• **Job**: Identify and pull out each line of the entries in which "satuan" occurs.

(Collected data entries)

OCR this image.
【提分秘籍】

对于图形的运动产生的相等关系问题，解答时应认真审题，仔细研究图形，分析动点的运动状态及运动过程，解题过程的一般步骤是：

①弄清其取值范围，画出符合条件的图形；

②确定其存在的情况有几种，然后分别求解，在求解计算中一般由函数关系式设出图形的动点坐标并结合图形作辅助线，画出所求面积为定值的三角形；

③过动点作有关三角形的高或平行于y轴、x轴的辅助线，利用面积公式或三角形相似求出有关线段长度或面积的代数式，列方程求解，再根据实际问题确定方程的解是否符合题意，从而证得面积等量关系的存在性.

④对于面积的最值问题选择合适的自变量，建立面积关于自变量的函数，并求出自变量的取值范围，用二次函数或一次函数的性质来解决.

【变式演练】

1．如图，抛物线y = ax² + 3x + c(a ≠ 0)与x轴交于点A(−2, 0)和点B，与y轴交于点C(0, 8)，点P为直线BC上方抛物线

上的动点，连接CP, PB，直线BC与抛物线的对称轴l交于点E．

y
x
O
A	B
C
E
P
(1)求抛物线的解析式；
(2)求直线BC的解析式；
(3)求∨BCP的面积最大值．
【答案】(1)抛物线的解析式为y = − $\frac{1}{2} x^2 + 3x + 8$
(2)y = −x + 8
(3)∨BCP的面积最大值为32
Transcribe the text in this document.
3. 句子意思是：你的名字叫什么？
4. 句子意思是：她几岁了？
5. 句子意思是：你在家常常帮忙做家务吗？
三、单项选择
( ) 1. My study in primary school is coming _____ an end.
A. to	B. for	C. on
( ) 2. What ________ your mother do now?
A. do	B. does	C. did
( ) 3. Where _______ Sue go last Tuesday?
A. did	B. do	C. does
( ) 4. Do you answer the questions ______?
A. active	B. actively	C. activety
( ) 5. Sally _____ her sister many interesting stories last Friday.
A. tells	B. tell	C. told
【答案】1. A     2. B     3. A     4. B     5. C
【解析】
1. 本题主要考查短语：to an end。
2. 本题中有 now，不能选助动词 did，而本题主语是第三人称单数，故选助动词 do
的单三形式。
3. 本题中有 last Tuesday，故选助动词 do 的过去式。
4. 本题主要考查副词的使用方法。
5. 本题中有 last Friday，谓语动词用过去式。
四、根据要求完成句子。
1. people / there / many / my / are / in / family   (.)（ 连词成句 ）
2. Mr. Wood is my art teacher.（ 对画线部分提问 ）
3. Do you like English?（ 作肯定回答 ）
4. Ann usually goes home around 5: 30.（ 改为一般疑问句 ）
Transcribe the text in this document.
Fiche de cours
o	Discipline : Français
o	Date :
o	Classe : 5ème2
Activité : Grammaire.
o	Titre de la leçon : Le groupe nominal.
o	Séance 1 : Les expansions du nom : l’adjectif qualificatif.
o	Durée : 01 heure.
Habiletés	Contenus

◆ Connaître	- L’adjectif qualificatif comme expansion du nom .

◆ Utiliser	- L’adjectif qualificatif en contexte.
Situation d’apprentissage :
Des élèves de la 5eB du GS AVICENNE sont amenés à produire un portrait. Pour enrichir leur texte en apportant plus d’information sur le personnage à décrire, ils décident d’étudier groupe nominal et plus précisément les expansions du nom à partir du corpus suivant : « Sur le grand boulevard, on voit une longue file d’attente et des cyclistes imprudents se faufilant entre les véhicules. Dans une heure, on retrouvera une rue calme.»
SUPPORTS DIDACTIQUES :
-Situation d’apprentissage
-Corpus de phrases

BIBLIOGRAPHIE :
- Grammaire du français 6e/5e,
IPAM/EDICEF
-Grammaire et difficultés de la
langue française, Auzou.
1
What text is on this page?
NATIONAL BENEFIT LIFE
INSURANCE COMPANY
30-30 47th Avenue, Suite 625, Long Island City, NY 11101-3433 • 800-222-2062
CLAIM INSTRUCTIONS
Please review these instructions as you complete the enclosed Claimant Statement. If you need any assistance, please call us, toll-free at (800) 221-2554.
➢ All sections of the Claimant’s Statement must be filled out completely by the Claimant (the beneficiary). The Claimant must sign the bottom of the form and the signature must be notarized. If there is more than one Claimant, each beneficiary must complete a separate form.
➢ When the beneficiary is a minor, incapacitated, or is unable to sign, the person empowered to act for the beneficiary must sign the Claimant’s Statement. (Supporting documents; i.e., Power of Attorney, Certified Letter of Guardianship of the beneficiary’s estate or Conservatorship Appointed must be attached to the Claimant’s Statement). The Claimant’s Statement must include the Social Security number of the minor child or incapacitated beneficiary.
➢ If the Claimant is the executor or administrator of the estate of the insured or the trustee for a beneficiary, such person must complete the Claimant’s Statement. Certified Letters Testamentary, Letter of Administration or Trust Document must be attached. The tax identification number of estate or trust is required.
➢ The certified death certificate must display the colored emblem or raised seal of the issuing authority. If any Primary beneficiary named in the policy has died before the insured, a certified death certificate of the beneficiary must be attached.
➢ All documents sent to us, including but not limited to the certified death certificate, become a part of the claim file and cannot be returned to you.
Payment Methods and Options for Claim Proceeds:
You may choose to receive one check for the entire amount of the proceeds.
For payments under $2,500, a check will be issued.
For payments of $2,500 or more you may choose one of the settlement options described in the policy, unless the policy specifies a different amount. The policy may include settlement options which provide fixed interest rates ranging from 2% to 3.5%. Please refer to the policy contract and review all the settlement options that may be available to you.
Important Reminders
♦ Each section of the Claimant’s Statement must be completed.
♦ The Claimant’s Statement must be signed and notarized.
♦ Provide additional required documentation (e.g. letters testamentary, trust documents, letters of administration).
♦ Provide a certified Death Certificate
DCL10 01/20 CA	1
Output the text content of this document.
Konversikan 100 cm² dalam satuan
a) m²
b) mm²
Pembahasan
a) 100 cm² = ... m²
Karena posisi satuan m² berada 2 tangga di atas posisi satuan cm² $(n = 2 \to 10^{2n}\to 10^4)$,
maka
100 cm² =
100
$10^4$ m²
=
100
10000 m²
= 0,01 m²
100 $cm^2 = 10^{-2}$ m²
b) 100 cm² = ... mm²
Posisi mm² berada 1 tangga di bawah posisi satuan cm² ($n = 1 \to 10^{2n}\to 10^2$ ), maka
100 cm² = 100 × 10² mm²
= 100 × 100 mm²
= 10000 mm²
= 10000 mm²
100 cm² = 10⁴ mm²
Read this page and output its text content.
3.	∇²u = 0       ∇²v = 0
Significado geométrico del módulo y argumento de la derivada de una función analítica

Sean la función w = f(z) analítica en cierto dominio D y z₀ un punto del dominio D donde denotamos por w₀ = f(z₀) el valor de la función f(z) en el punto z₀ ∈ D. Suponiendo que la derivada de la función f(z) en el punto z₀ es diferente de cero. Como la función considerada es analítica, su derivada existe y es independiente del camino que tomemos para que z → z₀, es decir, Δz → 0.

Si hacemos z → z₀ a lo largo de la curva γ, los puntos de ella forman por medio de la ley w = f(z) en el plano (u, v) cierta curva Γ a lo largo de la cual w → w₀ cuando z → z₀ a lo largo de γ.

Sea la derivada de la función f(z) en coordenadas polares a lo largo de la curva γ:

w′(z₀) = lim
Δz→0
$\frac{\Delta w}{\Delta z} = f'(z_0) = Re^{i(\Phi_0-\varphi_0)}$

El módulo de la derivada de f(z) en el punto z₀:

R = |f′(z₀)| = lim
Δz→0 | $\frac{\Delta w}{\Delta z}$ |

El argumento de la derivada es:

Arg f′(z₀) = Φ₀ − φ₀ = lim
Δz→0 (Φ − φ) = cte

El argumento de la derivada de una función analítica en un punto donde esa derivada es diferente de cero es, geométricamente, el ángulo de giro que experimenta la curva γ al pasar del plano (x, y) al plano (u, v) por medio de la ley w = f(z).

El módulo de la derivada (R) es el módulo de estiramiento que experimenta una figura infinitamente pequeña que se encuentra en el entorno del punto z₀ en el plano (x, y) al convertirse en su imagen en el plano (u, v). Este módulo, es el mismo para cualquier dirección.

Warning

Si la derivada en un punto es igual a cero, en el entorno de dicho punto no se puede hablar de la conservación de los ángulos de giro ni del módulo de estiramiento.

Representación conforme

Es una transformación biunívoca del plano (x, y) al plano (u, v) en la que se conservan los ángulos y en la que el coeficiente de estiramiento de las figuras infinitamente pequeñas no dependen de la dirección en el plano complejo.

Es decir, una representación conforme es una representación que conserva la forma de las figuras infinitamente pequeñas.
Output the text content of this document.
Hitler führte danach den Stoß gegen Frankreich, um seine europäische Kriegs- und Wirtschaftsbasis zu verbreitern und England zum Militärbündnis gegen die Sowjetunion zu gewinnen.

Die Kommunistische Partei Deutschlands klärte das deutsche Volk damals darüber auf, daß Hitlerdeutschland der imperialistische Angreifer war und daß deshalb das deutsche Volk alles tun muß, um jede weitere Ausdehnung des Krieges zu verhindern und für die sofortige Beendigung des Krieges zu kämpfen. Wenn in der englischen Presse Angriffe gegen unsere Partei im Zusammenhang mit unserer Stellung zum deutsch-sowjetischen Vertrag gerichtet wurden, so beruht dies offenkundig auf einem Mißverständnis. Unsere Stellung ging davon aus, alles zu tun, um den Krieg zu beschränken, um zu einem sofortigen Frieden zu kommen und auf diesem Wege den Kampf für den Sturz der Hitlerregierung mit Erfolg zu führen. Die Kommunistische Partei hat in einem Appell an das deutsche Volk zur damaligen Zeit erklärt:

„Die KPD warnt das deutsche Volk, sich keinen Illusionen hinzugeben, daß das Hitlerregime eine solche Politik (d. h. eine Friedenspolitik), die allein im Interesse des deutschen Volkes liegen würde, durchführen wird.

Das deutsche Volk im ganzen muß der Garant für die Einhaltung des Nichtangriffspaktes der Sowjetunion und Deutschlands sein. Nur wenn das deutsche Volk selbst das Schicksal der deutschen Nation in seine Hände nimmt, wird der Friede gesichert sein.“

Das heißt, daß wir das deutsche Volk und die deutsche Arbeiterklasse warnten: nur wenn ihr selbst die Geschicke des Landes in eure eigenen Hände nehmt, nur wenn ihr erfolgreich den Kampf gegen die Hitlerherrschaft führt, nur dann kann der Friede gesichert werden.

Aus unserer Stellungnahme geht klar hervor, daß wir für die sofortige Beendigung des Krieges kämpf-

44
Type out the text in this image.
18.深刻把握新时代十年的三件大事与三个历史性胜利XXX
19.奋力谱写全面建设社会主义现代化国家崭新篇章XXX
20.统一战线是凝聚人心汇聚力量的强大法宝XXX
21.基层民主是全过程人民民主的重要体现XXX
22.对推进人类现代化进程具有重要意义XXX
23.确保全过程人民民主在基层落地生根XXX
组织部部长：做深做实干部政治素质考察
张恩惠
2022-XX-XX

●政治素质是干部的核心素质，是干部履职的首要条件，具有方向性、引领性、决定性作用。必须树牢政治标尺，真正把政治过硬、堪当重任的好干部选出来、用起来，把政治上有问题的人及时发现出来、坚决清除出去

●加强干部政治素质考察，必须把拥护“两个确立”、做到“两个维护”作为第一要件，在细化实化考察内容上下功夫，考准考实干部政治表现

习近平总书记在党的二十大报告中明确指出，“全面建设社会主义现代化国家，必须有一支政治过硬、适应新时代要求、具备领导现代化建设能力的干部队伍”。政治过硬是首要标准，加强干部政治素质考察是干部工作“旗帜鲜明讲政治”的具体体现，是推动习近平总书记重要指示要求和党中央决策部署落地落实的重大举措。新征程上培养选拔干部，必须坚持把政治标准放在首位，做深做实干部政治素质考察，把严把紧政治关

• **Response to the task**:
Konversikan 100 cm² dalam satuan
Karena posisi satuan m² berada 2 tangga di atas posisi satuan cm² $(n = 2 \to 10^{2n}\to 10^4)$,
Posisi mm² berada 1 tangga di bawah posisi satuan cm² ($n = 1 \to 10^{2n}\to 10^2$ ), maka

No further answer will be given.